* **INSTRUÇÕES DO EXERCÍCIO**
Segundo o trecho fornecido, quantos habitantes tinha o povoado de Nazaré na época de Jesus?

* **TRECHO FORNECIDO**
# # # #

Publicado em janeiro-fevereiro de 2025 - ano 66 - número 361 - pp. 37-40
1º de janeiro – MARIA, MÃE DE DEUS
Por Gisele Canário*
Maternidade divina em Maria: libertação e identidade filial
Maria é uma mulher de Nazaré, um povoado judaico que contava entre duzentos e quatrocentos habitantes na época de Jesus. Escavações realizadas sob as estruturas cristãs posteriores revelam prensas para a produção de azeite de oliva e vinho, cisternas, silos e pedras de moer espalhadas ao redor de covas, indicando uma população rural que vivia em casas muito precárias. A arqueologia evidencia que a vida dessa sociedade rural era marcada pela fome e pelo sofrimento. Na época de Jesus, cerca de 30% dos recém-nascidos morriam, índice que subia para cerca de 50% no período dos primeiros dez anos de vida. Na faixa etária dos 30 anos, entre 70% e 75% morriam, especialmente devido à desnutrição e à falta de alimentos, causadas pelo trabalho pesado e pelas guerras. O empobrecimento do judeu camponês era decorrente do pagamento de altos impostos, incluindo o imposto sobre 25% a 30% das colheitas para os romanos, pedágios para a circulação de mercadorias e trabalho forçado dedicado às tropas e obras públicas. Também havia impostos do templo, diversos dízimos, ofertas de sacrifícios, imposto pessoal, estipulado em 1 denário, entre outros. Com toda essa problemática, a quantidade de pessoas escravizadas aumentava cada vez mais. Era comum testemunhar famílias sendo vendidas como escravas por causa de dívidas.
Neste domingo, somos convidados a refletir sobre a autenticidade e a significância da maternidade divina representada por Maria, a Mãe de Deus. Maria é protagonista do projeto de Jesus porque acreditou ser possível formar e educar seu filho, que estaria à frente de um projeto pautado no amor e na justiça. Em sua maternidade reside a conexão entre o humano e a divindade, que nos conduz à libertação e à nossa identidade filial em Deus.

# # # #

* **MATERIAL FORNECIDO**
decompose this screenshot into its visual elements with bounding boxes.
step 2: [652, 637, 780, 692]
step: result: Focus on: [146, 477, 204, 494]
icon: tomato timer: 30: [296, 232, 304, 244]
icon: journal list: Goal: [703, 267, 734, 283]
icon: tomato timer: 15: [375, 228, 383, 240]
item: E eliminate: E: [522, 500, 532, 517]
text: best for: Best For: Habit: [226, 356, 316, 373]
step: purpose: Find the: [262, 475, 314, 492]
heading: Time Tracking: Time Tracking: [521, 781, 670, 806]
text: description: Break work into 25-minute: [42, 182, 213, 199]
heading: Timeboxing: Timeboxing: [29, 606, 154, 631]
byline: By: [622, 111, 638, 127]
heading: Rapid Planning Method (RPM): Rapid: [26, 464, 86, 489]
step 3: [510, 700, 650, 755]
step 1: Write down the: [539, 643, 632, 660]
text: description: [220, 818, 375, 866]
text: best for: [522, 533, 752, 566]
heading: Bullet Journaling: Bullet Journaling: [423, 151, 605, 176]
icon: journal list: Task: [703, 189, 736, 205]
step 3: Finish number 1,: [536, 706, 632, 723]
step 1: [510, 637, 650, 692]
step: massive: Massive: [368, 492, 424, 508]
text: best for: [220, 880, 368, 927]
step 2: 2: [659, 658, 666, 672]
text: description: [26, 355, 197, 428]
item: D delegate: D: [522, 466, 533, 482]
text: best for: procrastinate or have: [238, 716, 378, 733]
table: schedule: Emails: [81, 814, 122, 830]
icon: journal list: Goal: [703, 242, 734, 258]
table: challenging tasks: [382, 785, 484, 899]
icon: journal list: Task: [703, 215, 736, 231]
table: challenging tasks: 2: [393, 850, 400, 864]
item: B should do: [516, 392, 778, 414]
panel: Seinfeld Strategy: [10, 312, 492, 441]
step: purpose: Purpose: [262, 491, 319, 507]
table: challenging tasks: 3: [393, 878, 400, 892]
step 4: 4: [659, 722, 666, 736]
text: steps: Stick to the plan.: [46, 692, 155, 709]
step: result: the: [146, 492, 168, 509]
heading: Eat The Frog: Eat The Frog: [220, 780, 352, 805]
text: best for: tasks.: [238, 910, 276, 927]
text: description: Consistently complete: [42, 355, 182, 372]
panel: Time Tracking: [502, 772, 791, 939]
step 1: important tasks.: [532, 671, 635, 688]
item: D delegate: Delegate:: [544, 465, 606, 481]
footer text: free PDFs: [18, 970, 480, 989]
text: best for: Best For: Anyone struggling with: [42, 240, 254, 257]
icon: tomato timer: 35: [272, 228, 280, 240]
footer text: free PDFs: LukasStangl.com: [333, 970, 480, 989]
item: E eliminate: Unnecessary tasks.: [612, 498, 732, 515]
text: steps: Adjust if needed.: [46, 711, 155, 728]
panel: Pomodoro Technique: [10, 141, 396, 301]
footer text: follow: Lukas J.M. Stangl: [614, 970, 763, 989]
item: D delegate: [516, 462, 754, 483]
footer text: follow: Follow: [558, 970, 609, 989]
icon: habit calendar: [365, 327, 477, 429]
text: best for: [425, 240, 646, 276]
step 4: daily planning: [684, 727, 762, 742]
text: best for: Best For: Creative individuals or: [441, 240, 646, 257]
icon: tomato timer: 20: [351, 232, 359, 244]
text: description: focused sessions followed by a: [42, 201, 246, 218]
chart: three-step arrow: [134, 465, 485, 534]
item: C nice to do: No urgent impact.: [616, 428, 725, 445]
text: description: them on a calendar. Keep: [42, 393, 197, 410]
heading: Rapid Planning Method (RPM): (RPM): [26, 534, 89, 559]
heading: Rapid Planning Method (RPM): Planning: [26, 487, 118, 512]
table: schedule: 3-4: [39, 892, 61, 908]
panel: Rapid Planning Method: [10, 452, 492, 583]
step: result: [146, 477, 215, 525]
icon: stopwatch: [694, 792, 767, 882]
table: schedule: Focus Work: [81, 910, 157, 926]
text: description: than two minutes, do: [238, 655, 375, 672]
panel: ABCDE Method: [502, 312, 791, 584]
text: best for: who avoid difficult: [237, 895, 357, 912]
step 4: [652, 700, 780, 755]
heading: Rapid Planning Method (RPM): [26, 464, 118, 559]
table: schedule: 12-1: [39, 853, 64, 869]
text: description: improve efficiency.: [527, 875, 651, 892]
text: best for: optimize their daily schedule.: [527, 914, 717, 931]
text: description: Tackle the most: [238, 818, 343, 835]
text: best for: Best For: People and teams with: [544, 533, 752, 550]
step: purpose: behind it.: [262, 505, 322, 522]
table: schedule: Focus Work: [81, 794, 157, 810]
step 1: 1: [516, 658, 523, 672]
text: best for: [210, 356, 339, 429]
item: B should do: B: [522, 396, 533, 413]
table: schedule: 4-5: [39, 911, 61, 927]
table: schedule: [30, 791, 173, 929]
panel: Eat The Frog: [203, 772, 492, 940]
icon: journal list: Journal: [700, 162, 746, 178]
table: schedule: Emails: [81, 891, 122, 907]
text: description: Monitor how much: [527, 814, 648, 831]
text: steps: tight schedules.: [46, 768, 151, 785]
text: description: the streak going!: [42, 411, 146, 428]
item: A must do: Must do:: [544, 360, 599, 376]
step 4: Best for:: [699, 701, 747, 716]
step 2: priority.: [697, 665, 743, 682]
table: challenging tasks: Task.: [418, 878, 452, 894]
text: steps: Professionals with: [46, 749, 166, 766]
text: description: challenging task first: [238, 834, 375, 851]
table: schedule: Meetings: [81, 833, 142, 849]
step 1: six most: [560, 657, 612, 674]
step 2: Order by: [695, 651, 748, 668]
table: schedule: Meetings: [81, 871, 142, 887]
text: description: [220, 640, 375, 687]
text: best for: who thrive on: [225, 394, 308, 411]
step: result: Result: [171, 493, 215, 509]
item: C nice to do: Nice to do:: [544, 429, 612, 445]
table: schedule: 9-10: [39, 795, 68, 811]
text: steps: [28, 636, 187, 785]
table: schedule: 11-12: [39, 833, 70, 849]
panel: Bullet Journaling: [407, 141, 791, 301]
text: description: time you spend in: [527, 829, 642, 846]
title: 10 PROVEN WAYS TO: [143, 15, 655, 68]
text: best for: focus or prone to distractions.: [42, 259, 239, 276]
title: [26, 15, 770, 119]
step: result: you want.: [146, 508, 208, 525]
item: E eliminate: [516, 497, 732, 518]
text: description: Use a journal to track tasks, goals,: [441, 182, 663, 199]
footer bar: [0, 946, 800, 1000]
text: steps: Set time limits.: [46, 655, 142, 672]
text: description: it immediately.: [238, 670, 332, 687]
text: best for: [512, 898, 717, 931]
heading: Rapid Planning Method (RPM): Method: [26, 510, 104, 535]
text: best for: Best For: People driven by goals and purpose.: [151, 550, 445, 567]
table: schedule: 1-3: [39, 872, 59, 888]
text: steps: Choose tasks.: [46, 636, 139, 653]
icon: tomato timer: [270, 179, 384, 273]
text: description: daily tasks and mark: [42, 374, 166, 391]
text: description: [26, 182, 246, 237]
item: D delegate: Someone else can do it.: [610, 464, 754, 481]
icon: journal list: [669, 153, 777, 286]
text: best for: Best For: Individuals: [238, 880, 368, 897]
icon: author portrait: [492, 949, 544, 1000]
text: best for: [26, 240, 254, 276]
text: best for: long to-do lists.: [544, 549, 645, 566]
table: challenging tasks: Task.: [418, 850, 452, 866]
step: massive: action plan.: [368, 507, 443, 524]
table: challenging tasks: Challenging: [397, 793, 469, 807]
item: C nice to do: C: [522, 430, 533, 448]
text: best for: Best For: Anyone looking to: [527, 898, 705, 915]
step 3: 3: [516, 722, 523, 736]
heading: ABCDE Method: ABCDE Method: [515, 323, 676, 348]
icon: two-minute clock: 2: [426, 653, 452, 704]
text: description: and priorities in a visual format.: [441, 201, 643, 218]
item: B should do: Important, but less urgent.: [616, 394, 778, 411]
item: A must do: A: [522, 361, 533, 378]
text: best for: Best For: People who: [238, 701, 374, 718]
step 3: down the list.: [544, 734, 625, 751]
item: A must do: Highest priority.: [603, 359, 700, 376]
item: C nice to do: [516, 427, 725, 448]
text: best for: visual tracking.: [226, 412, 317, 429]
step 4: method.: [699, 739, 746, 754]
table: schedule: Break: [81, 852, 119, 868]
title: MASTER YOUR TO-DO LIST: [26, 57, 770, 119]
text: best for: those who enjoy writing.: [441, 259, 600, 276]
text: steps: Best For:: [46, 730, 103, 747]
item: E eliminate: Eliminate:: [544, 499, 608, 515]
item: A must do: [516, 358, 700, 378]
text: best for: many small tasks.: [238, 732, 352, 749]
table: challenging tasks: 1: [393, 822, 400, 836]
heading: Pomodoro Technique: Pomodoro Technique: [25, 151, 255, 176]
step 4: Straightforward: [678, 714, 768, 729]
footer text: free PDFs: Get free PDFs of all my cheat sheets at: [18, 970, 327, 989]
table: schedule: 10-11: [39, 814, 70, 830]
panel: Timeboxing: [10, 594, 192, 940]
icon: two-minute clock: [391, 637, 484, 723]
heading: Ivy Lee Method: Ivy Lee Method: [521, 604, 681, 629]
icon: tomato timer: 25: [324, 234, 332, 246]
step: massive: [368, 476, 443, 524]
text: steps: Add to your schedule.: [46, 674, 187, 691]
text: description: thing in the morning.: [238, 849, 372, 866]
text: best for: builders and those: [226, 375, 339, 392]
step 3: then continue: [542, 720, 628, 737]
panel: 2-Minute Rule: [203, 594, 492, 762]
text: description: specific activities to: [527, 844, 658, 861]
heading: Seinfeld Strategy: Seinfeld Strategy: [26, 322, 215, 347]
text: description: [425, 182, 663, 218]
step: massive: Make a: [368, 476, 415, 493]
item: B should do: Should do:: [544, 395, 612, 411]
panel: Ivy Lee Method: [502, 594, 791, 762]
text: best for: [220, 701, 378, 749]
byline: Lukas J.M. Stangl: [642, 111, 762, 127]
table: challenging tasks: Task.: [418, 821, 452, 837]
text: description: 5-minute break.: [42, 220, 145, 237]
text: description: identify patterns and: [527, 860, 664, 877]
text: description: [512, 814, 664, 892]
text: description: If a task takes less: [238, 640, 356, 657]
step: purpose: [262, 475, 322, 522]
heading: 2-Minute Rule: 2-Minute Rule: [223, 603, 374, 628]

# # # #

* **RESPOSTA COMPLETA**
Entre duzentos e quatrocentos habitantes.